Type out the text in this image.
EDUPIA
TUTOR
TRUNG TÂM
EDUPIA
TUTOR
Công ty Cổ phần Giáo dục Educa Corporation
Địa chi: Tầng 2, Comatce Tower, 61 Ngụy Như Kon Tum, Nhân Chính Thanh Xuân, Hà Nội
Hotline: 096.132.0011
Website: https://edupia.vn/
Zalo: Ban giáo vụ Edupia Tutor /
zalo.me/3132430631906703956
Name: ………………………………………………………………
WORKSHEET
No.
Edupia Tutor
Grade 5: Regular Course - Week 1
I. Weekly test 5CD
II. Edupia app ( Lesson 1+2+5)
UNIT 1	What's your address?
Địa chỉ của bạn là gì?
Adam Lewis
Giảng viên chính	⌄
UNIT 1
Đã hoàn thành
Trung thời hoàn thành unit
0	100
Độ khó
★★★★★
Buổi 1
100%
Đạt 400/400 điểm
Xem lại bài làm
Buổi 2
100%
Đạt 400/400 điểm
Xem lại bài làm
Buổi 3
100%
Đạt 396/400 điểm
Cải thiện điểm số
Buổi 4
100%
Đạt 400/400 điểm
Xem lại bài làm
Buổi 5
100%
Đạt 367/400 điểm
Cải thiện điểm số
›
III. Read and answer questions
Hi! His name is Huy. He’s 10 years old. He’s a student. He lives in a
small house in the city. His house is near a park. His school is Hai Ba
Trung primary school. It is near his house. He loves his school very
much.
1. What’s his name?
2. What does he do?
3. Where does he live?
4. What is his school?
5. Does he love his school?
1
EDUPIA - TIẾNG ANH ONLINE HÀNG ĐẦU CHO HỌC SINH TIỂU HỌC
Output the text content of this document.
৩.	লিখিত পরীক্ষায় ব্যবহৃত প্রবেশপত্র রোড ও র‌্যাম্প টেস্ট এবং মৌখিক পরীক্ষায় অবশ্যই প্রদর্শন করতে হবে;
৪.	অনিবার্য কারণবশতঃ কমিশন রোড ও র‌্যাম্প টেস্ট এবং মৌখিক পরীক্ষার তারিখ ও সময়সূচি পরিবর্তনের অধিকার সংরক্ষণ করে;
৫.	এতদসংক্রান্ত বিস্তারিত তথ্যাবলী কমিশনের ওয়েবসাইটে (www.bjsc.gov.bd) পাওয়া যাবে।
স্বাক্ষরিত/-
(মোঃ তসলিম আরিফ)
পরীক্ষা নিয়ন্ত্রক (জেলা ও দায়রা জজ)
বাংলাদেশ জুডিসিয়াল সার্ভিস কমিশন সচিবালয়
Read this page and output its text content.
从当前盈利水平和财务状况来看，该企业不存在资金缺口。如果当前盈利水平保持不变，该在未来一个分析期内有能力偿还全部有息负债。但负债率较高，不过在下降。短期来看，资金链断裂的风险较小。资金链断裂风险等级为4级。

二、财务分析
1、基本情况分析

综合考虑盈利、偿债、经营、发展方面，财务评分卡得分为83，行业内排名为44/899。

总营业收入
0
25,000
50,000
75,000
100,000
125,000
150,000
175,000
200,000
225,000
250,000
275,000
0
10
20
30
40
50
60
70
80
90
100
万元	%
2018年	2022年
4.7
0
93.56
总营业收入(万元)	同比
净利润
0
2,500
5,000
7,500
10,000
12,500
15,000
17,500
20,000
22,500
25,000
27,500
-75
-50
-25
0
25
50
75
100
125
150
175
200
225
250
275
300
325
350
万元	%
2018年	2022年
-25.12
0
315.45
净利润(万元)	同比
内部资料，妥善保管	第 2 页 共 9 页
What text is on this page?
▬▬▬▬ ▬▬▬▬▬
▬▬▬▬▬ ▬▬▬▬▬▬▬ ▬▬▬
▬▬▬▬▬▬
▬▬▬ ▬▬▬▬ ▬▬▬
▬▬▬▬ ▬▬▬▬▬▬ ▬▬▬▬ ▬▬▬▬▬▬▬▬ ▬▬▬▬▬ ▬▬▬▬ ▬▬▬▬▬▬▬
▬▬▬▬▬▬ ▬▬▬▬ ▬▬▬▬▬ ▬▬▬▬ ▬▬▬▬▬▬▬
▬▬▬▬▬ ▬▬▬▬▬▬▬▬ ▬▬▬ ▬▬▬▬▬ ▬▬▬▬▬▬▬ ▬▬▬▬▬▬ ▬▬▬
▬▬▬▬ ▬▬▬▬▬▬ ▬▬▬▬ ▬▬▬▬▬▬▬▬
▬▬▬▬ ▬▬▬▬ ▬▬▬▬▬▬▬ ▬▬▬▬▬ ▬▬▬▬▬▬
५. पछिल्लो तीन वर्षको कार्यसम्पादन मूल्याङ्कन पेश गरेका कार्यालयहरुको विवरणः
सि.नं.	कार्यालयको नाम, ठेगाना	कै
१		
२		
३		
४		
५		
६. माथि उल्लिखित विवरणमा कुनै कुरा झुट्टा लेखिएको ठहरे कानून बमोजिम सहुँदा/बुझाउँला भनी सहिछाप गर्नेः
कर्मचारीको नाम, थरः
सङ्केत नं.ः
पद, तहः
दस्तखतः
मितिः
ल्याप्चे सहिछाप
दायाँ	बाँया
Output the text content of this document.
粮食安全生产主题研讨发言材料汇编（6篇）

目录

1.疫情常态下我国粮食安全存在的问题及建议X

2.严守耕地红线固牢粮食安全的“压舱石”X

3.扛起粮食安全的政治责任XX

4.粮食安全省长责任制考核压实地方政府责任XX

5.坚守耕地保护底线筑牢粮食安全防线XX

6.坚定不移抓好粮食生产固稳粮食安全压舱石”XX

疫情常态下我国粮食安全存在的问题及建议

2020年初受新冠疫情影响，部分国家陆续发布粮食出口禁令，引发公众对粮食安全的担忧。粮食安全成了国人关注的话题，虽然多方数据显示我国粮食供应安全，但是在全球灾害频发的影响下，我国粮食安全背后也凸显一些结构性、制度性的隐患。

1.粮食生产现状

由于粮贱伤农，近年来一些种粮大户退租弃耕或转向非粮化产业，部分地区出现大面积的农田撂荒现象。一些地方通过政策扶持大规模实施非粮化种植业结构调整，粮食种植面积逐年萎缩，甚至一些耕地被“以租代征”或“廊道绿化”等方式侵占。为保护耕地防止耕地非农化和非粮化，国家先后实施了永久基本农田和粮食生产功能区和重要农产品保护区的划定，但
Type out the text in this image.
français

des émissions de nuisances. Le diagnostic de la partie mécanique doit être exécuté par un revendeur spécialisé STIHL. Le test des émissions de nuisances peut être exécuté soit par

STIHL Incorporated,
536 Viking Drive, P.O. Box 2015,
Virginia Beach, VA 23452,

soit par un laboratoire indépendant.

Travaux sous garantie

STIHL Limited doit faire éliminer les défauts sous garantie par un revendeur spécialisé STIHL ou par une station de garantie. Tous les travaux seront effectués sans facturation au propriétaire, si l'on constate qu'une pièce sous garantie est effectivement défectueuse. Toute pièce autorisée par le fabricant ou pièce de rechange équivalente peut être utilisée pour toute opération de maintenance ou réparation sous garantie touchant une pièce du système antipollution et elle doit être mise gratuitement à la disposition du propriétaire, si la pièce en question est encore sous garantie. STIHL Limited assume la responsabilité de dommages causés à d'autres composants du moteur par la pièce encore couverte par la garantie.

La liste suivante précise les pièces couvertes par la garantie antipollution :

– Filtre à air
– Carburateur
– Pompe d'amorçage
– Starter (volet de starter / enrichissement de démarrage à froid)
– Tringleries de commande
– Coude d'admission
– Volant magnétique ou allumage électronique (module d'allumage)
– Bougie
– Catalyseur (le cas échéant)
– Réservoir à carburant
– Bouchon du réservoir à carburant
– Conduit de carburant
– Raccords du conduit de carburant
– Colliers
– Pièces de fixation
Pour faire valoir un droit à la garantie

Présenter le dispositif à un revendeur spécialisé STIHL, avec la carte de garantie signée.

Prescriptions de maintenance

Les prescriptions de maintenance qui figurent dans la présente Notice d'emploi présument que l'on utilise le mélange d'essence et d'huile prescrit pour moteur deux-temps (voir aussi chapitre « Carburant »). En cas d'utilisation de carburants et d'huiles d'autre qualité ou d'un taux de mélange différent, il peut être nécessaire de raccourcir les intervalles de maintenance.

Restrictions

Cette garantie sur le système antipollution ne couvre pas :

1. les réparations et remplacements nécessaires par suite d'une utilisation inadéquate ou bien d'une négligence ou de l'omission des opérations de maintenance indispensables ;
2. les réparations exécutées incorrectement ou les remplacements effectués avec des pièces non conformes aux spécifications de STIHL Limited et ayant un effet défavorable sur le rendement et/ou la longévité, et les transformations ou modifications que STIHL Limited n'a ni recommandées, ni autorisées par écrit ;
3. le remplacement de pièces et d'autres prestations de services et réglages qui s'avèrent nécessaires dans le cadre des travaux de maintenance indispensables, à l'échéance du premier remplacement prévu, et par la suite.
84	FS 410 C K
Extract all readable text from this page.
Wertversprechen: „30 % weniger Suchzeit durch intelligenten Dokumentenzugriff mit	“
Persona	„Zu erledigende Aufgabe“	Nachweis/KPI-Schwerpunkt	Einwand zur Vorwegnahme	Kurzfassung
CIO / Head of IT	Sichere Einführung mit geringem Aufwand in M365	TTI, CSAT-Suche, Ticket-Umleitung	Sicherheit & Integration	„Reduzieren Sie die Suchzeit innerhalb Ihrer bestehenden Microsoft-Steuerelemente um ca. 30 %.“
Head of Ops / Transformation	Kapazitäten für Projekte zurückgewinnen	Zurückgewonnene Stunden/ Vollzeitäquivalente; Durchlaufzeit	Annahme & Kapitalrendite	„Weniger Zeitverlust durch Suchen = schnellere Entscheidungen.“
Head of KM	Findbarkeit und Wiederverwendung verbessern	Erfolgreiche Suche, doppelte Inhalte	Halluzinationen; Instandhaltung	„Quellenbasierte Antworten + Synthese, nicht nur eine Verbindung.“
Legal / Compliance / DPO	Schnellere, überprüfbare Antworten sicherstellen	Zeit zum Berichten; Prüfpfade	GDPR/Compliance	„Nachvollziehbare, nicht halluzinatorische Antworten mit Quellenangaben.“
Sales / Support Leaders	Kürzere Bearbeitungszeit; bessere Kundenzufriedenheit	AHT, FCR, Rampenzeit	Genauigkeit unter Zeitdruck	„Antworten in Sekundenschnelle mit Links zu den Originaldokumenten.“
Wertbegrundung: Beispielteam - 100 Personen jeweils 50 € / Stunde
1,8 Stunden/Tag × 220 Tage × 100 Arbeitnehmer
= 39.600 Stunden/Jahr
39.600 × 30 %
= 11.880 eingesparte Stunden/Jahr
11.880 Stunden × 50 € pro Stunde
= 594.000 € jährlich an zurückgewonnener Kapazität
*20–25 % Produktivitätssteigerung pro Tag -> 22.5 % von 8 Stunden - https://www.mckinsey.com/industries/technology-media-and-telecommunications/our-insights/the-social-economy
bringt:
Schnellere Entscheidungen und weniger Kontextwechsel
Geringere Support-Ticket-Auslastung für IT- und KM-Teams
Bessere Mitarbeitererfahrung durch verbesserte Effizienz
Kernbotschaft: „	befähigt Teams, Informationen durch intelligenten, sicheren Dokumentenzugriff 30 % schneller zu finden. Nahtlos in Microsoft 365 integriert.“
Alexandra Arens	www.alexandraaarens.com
----------------------------------------
Work required ▸ From the records above, report the count of lines containing "Support" and nothing more.

Result of this task ▸ 2